**Problem to solve:** Print out the complete set of records below, exactly as they read.

::: Record excerpts :::

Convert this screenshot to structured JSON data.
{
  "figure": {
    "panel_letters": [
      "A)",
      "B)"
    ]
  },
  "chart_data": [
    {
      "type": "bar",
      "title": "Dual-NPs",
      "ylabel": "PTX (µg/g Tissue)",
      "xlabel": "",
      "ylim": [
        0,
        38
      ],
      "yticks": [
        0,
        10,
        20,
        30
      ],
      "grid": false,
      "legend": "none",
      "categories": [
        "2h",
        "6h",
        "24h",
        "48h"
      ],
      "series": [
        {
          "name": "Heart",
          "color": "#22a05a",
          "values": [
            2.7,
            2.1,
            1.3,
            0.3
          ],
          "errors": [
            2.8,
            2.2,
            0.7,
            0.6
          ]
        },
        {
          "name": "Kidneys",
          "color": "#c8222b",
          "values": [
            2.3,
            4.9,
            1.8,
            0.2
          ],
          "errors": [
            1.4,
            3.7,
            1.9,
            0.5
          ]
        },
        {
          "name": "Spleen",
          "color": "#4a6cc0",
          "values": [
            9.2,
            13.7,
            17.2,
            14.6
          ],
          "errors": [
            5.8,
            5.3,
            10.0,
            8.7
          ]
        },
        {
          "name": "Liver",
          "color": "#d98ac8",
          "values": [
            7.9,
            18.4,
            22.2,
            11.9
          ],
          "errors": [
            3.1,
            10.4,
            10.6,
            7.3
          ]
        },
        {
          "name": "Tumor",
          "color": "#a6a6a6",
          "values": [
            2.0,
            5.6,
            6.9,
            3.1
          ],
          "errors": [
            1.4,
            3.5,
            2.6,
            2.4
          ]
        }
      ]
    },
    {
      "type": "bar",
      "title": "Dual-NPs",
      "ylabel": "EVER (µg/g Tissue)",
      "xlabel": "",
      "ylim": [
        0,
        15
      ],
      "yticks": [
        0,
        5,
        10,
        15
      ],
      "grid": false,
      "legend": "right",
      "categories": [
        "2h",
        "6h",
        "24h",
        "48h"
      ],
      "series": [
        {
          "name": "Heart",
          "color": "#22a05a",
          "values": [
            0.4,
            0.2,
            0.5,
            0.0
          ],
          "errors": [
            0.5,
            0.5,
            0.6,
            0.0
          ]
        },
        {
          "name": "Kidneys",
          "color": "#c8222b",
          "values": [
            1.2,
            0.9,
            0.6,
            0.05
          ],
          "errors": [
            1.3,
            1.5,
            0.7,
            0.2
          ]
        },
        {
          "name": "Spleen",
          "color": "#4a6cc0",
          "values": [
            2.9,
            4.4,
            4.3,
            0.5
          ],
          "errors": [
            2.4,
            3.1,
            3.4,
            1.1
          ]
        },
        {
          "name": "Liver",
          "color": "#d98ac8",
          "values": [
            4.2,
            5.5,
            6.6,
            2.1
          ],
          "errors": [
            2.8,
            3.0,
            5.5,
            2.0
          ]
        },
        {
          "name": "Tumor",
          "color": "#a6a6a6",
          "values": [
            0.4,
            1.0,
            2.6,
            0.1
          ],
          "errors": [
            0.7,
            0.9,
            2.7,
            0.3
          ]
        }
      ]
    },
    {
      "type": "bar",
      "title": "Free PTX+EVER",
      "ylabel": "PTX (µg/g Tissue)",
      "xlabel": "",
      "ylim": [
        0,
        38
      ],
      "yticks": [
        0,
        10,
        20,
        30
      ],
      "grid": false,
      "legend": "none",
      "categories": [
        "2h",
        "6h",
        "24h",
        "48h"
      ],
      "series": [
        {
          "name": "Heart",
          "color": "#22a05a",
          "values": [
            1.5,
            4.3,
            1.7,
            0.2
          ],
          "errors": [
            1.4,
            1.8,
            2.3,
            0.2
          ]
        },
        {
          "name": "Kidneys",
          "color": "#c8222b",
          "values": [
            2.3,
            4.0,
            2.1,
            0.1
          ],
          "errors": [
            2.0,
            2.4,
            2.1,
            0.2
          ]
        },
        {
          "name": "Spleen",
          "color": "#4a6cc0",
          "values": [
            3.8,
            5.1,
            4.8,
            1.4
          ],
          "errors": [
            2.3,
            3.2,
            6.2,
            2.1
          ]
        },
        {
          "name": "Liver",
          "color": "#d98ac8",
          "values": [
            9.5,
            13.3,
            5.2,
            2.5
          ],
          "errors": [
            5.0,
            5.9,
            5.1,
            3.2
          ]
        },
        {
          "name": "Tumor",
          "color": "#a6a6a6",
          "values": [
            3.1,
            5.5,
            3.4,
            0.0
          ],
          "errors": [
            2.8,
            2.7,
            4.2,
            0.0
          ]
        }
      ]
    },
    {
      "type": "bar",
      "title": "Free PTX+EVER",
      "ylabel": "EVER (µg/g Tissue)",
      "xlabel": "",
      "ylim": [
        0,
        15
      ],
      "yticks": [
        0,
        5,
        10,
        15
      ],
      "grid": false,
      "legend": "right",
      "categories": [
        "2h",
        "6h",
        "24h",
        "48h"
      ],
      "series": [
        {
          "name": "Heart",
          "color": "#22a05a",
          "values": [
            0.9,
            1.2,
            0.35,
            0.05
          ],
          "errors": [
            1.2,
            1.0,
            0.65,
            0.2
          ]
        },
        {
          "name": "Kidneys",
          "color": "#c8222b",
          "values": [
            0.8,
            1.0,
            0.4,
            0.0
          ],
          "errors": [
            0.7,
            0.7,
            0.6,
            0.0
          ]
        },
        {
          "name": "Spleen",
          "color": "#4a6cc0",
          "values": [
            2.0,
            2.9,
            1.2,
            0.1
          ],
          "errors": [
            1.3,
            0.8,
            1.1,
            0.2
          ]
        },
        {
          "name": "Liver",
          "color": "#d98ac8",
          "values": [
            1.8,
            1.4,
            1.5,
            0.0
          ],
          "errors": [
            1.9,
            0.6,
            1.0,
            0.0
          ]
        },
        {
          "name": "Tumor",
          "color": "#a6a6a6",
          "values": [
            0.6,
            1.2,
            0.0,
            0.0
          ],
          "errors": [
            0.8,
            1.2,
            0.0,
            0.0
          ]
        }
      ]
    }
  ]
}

:::

**Solved exercise:**
Convert this screenshot to structured JSON data.
{
  "figure": {
    "panel_letters": [
      "A)",
      "B)"
    ]
  },
  "chart_data": [
    {
      "type": "bar",
      "title": "Dual-NPs",
      "ylabel": "PTX (µg/g Tissue)",
      "xlabel": "",
      "ylim": [
        0,
        38
      ],
      "yticks": [
        0,
        10,
        20,
        30
      ],
      "grid": false,
      "legend": "none",
      "categories": [
        "2h",
        "6h",
        "24h",
        "48h"
      ],
      "series": [
        {
          "name": "Heart",
          "color": "#22a05a",
          "values": [
            2.7,
            2.1,
            1.3,
            0.3
          ],
          "errors": [
            2.8,
            2.2,
            0.7,
            0.6
          ]
        },
        {
          "name": "Kidneys",
          "color": "#c8222b",
          "values": [
            2.3,
            4.9,
            1.8,
            0.2
          ],
          "errors": [
            1.4,
            3.7,
            1.9,
            0.5
          ]
        },
        {
          "name": "Spleen",
          "color": "#4a6cc0",
          "values": [
            9.2,
            13.7,
            17.2,
            14.6
          ],
          "errors": [
            5.8,
            5.3,
            10.0,
            8.7
          ]
        },
        {
          "name": "Liver",
          "color": "#d98ac8",
          "values": [
            7.9,
            18.4,
            22.2,
            11.9
          ],
          "errors": [
            3.1,
            10.4,
            10.6,
            7.3
          ]
        },
        {
          "name": "Tumor",
          "color": "#a6a6a6",
          "values": [
            2.0,
            5.6,
            6.9,
            3.1
          ],
          "errors": [
            1.4,
            3.5,
            2.6,
            2.4
          ]
        }
      ]
    },
    {
      "type": "bar",
      "title": "Dual-NPs",
      "ylabel": "EVER (µg/g Tissue)",
      "xlabel": "",
      "ylim": [
        0,
        15
      ],
      "yticks": [
        0,
        5,
        10,
        15
      ],
      "grid": false,
      "legend": "right",
      "categories": [
        "2h",
        "6h",
        "24h",
        "48h"
      ],
      "series": [
        {
          "name": "Heart",
          "color": "#22a05a",
          "values": [
            0.4,
            0.2,
            0.5,
            0.0
          ],
          "errors": [
            0.5,
            0.5,
            0.6,
            0.0
          ]
        },
        {
          "name": "Kidneys",
          "color": "#c8222b",
          "values": [
            1.2,
            0.9,
            0.6,
            0.05
          ],
          "errors": [
            1.3,
            1.5,
            0.7,
            0.2
          ]
        },
        {
          "name": "Spleen",
          "color": "#4a6cc0",
          "values": [
            2.9,
            4.4,
            4.3,
            0.5
          ],
          "errors": [
            2.4,
            3.1,
            3.4,
            1.1
          ]
        },
        {
          "name": "Liver",
          "color": "#d98ac8",
          "values": [
            4.2,
            5.5,
            6.6,
            2.1
          ],
          "errors": [
            2.8,
            3.0,
            5.5,
            2.0
          ]
        },
        {
          "name": "Tumor",
          "color": "#a6a6a6",
          "values": [
            0.4,
            1.0,
            2.6,
            0.1
          ],
          "errors": [
            0.7,
            0.9,
            2.7,
            0.3
          ]
        }
      ]
    },
    {
      "type": "bar",
      "title": "Free PTX+EVER",
      "ylabel": "PTX (µg/g Tissue)",
      "xlabel": "",
      "ylim": [
        0,
        38
      ],
      "yticks": [
        0,
        10,
        20,
        30
      ],
      "grid": false,
      "legend": "none",
      "categories": [
        "2h",
        "6h",
        "24h",
        "48h"
      ],
      "series": [
        {
          "name": "Heart",
          "color": "#22a05a",
          "values": [
            1.5,
            4.3,
            1.7,
            0.2
          ],
          "errors": [
            1.4,
            1.8,
            2.3,
            0.2
          ]
        },
        {
          "name": "Kidneys",
          "color": "#c8222b",
          "values": [
            2.3,
            4.0,
            2.1,
            0.1
          ],
          "errors": [
            2.0,
            2.4,
            2.1,
            0.2
          ]
        },
        {
          "name": "Spleen",
          "color": "#4a6cc0",
          "values": [
            3.8,
            5.1,
            4.8,
            1.4
          ],
          "errors": [
            2.3,
            3.2,
            6.2,
            2.1
          ]
        },
        {
          "name": "Liver",
          "color": "#d98ac8",
          "values": [
            9.5,
            13.3,
            5.2,
            2.5
          ],
          "errors": [
            5.0,
            5.9,
            5.1,
            3.2
          ]
        },
        {
          "name": "Tumor",
          "color": "#a6a6a6",
          "values": [
            3.1,
            5.5,
            3.4,
            0.0
          ],
          "errors": [
            2.8,
            2.7,
            4.2,
            0.0
          ]
        }
      ]
    },
    {
      "type": "bar",
      "title": "Free PTX+EVER",
      "ylabel": "EVER (µg/g Tissue)",
      "xlabel": "",
      "ylim": [
        0,
        15
      ],
      "yticks": [
        0,
        5,
        10,
        15
      ],
      "grid": false,
      "legend": "right",
      "categories": [
        "2h",
        "6h",
        "24h",
        "48h"
      ],
      "series": [
        {
          "name": "Heart",
          "color": "#22a05a",
          "values": [
            0.9,
            1.2,
            0.35,
            0.05
          ],
          "errors": [
            1.2,
            1.0,
            0.65,
            0.2
          ]
        },
        {
          "name": "Kidneys",
          "color": "#c8222b",
          "values": [
            0.8,
            1.0,
            0.4,
            0.0
          ],
          "errors": [
            0.7,
            0.7,
            0.6,
            0.0
          ]
        },
        {
          "name": "Spleen",
          "color": "#4a6cc0",
          "values": [
            2.0,
            2.9,
            1.2,
            0.1
          ],
          "errors": [
            1.3,
            0.8,
            1.1,
            0.2
          ]
        },
        {
          "name": "Liver",
          "color": "#d98ac8",
          "values": [
            1.8,
            1.4,
            1.5,
            0.0
          ],
          "errors": [
            1.9,
            0.6,
            1.0,
            0.0
          ]
        },
        {
          "name": "Tumor",
          "color": "#a6a6a6",
          "values": [
            0.6,
            1.2,
            0.0,
            0.0
          ],
          "errors": [
            0.8,
            1.2,
            0.0,
            0.0
          ]
        }
      ]
    }
  ]
}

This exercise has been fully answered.